[Extracts from a graphics dataset]
--- BEGIN ---

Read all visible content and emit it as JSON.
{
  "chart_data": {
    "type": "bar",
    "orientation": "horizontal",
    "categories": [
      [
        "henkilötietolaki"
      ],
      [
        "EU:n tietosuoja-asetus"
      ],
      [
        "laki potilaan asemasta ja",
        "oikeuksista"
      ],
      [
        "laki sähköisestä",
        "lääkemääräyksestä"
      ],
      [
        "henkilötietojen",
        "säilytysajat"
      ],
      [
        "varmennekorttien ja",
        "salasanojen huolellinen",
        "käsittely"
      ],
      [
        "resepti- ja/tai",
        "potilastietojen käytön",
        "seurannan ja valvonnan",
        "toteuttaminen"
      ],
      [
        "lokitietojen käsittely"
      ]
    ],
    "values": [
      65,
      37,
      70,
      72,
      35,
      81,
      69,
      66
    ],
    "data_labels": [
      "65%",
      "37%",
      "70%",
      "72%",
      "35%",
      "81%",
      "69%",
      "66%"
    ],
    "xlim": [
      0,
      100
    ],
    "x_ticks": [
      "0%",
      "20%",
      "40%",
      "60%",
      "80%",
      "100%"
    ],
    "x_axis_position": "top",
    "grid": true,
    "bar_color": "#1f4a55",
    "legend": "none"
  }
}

--- END ---

DIRECTIONS FOR THIS TASK
Count up the lines in the listing that hold the word "käsittely", and give that number only.

SOLUTION TO THE EXERCISE
2